## Data listing
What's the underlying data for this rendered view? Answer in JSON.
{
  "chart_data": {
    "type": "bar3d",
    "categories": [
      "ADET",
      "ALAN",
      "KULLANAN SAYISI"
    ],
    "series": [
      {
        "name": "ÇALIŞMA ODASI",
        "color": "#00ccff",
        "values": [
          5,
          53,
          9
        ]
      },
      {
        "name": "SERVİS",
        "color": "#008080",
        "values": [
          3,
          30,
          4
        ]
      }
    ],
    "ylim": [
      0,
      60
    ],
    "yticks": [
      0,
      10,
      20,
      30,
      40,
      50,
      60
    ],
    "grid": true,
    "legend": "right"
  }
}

## Request
Reproduce all data above, unchanged.

## The reply
What's the underlying data for this rendered view? Answer in JSON.
{
  "chart_data": {
    "type": "bar3d",
    "categories": [
      "ADET",
      "ALAN",
      "KULLANAN SAYISI"
    ],
    "series": [
      {
        "name": "ÇALIŞMA ODASI",
        "color": "#00ccff",
        "values": [
          5,
          53,
          9
        ]
      },
      {
        "name": "SERVİS",
        "color": "#008080",
        "values": [
          3,
          30,
          4
        ]
      }
    ],
    "ylim": [
      0,
      60
    ],
    "yticks": [
      0,
      10,
      20,
      30,
      40,
      50,
      60
    ],
    "grid": true,
    "legend": "right"
  }
}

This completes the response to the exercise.